> _PROBLEM DETAILS_:
Copy all lines in which the word "icon" can be found.

[Data records]
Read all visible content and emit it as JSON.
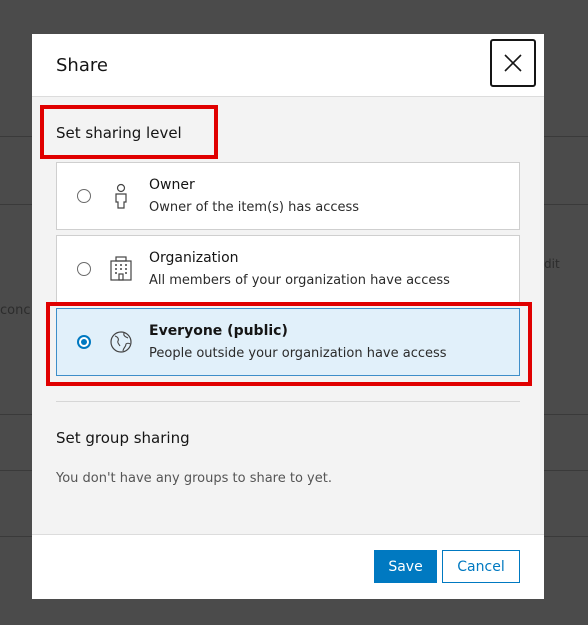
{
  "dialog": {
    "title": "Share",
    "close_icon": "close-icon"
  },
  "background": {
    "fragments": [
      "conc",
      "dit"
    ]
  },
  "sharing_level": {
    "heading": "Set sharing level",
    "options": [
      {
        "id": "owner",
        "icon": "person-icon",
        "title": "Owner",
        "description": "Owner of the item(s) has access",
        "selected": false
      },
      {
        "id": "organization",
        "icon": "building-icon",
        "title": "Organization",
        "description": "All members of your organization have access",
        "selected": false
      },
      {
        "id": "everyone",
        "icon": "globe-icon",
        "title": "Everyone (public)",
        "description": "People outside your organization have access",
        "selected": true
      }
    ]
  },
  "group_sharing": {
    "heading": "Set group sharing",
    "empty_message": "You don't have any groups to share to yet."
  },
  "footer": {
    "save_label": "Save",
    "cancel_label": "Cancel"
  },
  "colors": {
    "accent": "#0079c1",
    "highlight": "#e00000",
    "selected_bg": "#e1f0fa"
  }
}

> _EXERCISE SOLUTION_:
    "close_icon": "close-icon"
        "icon": "person-icon",
        "icon": "building-icon",
        "icon": "globe-icon",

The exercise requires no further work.